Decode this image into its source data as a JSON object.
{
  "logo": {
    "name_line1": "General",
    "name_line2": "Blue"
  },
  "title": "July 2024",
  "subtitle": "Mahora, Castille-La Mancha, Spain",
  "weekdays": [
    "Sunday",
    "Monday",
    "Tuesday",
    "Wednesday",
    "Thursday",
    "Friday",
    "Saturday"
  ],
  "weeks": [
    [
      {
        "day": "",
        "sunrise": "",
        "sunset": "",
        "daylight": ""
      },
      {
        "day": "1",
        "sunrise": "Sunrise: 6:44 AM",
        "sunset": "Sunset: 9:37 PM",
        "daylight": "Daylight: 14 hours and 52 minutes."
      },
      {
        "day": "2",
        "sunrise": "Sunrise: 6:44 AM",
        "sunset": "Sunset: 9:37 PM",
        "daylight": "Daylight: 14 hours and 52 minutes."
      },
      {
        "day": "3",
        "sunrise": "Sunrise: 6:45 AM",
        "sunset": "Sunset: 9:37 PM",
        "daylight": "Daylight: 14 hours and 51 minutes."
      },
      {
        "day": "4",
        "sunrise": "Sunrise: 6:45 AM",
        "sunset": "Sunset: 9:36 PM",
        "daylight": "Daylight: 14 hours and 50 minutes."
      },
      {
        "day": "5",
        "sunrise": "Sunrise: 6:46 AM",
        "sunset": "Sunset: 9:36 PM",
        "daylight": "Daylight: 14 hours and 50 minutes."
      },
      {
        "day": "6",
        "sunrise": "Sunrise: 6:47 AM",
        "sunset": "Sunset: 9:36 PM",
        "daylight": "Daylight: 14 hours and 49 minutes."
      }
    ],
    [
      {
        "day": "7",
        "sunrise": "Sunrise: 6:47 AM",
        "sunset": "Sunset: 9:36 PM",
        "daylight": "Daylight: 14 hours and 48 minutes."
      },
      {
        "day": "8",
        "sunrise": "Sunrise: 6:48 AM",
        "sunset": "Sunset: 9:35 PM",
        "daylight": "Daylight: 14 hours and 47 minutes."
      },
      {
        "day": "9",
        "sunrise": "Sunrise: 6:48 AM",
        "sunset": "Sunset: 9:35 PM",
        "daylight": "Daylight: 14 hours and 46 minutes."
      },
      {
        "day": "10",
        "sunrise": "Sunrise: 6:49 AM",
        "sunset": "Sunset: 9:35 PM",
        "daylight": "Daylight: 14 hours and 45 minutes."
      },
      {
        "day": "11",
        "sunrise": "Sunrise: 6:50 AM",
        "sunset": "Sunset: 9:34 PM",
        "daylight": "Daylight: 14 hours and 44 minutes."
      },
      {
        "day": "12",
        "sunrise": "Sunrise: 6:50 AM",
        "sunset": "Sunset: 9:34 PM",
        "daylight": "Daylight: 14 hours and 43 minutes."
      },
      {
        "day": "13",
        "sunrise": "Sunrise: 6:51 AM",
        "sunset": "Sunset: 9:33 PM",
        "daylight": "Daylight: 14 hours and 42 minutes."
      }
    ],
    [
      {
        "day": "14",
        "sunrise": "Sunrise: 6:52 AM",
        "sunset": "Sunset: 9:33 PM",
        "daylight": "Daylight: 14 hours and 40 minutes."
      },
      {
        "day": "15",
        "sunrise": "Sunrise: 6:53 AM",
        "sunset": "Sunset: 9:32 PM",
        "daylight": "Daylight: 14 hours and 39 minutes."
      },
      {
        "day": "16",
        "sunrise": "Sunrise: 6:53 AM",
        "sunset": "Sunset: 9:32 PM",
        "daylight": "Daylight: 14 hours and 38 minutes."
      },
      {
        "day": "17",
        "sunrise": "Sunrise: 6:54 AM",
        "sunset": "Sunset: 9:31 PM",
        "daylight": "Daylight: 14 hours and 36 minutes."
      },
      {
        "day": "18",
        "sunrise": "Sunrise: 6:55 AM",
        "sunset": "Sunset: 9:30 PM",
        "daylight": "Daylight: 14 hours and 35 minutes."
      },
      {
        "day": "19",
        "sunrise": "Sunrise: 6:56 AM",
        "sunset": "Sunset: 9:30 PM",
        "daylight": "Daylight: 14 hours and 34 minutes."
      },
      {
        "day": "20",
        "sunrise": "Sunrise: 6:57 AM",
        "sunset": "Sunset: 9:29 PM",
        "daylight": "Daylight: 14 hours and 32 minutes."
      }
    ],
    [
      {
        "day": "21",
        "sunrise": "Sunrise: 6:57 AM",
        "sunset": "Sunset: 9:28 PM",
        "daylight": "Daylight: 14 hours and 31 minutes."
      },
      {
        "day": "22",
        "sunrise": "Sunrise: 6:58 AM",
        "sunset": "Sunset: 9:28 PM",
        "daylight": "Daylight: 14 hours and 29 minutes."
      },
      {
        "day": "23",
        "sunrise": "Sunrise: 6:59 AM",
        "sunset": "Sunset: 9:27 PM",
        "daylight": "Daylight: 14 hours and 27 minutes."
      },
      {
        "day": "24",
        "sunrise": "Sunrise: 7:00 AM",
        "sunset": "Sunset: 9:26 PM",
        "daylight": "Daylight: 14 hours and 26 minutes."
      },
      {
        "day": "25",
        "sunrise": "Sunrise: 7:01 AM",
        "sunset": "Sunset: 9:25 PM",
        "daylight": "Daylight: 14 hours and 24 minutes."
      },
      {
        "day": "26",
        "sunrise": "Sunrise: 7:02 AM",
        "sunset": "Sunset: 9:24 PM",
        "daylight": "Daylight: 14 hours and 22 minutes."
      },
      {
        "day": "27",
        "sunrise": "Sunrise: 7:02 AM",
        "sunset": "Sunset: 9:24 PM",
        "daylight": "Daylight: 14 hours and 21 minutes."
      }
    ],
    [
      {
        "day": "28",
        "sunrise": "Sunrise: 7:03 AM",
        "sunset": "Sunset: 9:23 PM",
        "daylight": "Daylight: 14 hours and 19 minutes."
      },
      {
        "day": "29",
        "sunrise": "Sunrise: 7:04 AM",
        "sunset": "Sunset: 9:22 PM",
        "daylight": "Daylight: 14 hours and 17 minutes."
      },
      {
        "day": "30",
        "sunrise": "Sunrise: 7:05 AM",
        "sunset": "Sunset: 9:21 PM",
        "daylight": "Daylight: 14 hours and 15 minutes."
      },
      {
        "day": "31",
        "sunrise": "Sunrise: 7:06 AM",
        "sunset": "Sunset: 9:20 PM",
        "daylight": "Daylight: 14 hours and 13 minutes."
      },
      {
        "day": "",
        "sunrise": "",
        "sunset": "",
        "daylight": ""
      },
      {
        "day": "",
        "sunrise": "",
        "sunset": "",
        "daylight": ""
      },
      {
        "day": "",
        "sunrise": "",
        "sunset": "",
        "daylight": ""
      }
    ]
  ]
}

#### [GOAL OF THE EXERCISE]
Set every line of the listing down word for word.

#### [COMPLETE ANSWER]
Decode this image into its source data as a JSON object.
{
  "logo": {
    "name_line1": "General",
    "name_line2": "Blue"
  },
  "title": "July 2024",
  "subtitle": "Mahora, Castille-La Mancha, Spain",
  "weekdays": [
    "Sunday",
    "Monday",
    "Tuesday",
    "Wednesday",
    "Thursday",
    "Friday",
    "Saturday"
  ],
  "weeks": [
    [
      {
        "day": "",
        "sunrise": "",
        "sunset": "",
        "daylight": ""
      },
      {
        "day": "1",
        "sunrise": "Sunrise: 6:44 AM",
        "sunset": "Sunset: 9:37 PM",
        "daylight": "Daylight: 14 hours and 52 minutes."
      },
      {
        "day": "2",
        "sunrise": "Sunrise: 6:44 AM",
        "sunset": "Sunset: 9:37 PM",
        "daylight": "Daylight: 14 hours and 52 minutes."
      },
      {
        "day": "3",
        "sunrise": "Sunrise: 6:45 AM",
        "sunset": "Sunset: 9:37 PM",
        "daylight": "Daylight: 14 hours and 51 minutes."
      },
      {
        "day": "4",
        "sunrise": "Sunrise: 6:45 AM",
        "sunset": "Sunset: 9:36 PM",
        "daylight": "Daylight: 14 hours and 50 minutes."
      },
      {
        "day": "5",
        "sunrise": "Sunrise: 6:46 AM",
        "sunset": "Sunset: 9:36 PM",
        "daylight": "Daylight: 14 hours and 50 minutes."
      },
      {
        "day": "6",
        "sunrise": "Sunrise: 6:47 AM",
        "sunset": "Sunset: 9:36 PM",
        "daylight": "Daylight: 14 hours and 49 minutes."
      }
    ],
    [
      {
        "day": "7",
        "sunrise": "Sunrise: 6:47 AM",
        "sunset": "Sunset: 9:36 PM",
        "daylight": "Daylight: 14 hours and 48 minutes."
      },
      {
        "day": "8",
        "sunrise": "Sunrise: 6:48 AM",
        "sunset": "Sunset: 9:35 PM",
        "daylight": "Daylight: 14 hours and 47 minutes."
      },
      {
        "day": "9",
        "sunrise": "Sunrise: 6:48 AM",
        "sunset": "Sunset: 9:35 PM",
        "daylight": "Daylight: 14 hours and 46 minutes."
      },
      {
        "day": "10",
        "sunrise": "Sunrise: 6:49 AM",
        "sunset": "Sunset: 9:35 PM",
        "daylight": "Daylight: 14 hours and 45 minutes."
      },
      {
        "day": "11",
        "sunrise": "Sunrise: 6:50 AM",
        "sunset": "Sunset: 9:34 PM",
        "daylight": "Daylight: 14 hours and 44 minutes."
      },
      {
        "day": "12",
        "sunrise": "Sunrise: 6:50 AM",
        "sunset": "Sunset: 9:34 PM",
        "daylight": "Daylight: 14 hours and 43 minutes."
      },
      {
        "day": "13",
        "sunrise": "Sunrise: 6:51 AM",
        "sunset": "Sunset: 9:33 PM",
        "daylight": "Daylight: 14 hours and 42 minutes."
      }
    ],
    [
      {
        "day": "14",
        "sunrise": "Sunrise: 6:52 AM",
        "sunset": "Sunset: 9:33 PM",
        "daylight": "Daylight: 14 hours and 40 minutes."
      },
      {
        "day": "15",
        "sunrise": "Sunrise: 6:53 AM",
        "sunset": "Sunset: 9:32 PM",
        "daylight": "Daylight: 14 hours and 39 minutes."
      },
      {
        "day": "16",
        "sunrise": "Sunrise: 6:53 AM",
        "sunset": "Sunset: 9:32 PM",
        "daylight": "Daylight: 14 hours and 38 minutes."
      },
      {
        "day": "17",
        "sunrise": "Sunrise: 6:54 AM",
        "sunset": "Sunset: 9:31 PM",
        "daylight": "Daylight: 14 hours and 36 minutes."
      },
      {
        "day": "18",
        "sunrise": "Sunrise: 6:55 AM",
        "sunset": "Sunset: 9:30 PM",
        "daylight": "Daylight: 14 hours and 35 minutes."
      },
      {
        "day": "19",
        "sunrise": "Sunrise: 6:56 AM",
        "sunset": "Sunset: 9:30 PM",
        "daylight": "Daylight: 14 hours and 34 minutes."
      },
      {
        "day": "20",
        "sunrise": "Sunrise: 6:57 AM",
        "sunset": "Sunset: 9:29 PM",
        "daylight": "Daylight: 14 hours and 32 minutes."
      }
    ],
    [
      {
        "day": "21",
        "sunrise": "Sunrise: 6:57 AM",
        "sunset": "Sunset: 9:28 PM",
        "daylight": "Daylight: 14 hours and 31 minutes."
      },
      {
        "day": "22",
        "sunrise": "Sunrise: 6:58 AM",
        "sunset": "Sunset: 9:28 PM",
        "daylight": "Daylight: 14 hours and 29 minutes."
      },
      {
        "day": "23",
        "sunrise": "Sunrise: 6:59 AM",
        "sunset": "Sunset: 9:27 PM",
        "daylight": "Daylight: 14 hours and 27 minutes."
      },
      {
        "day": "24",
        "sunrise": "Sunrise: 7:00 AM",
        "sunset": "Sunset: 9:26 PM",
        "daylight": "Daylight: 14 hours and 26 minutes."
      },
      {
        "day": "25",
        "sunrise": "Sunrise: 7:01 AM",
        "sunset": "Sunset: 9:25 PM",
        "daylight": "Daylight: 14 hours and 24 minutes."
      },
      {
        "day": "26",
        "sunrise": "Sunrise: 7:02 AM",
        "sunset": "Sunset: 9:24 PM",
        "daylight": "Daylight: 14 hours and 22 minutes."
      },
      {
        "day": "27",
        "sunrise": "Sunrise: 7:02 AM",
        "sunset": "Sunset: 9:24 PM",
        "daylight": "Daylight: 14 hours and 21 minutes."
      }
    ],
    [
      {
        "day": "28",
        "sunrise": "Sunrise: 7:03 AM",
        "sunset": "Sunset: 9:23 PM",
        "daylight": "Daylight: 14 hours and 19 minutes."
      },
      {
        "day": "29",
        "sunrise": "Sunrise: 7:04 AM",
        "sunset": "Sunset: 9:22 PM",
        "daylight": "Daylight: 14 hours and 17 minutes."
      },
      {
        "day": "30",
        "sunrise": "Sunrise: 7:05 AM",
        "sunset": "Sunset: 9:21 PM",
        "daylight": "Daylight: 14 hours and 15 minutes."
      },
      {
        "day": "31",
        "sunrise": "Sunrise: 7:06 AM",
        "sunset": "Sunset: 9:20 PM",
        "daylight": "Daylight: 14 hours and 13 minutes."
      },
      {
        "day": "",
        "sunrise": "",
        "sunset": "",
        "daylight": ""
      },
      {
        "day": "",
        "sunrise": "",
        "sunset": "",
        "daylight": ""
      },
      {
        "day": "",
        "sunrise": "",
        "sunset": "",
        "daylight": ""
      }
    ]
  ]
}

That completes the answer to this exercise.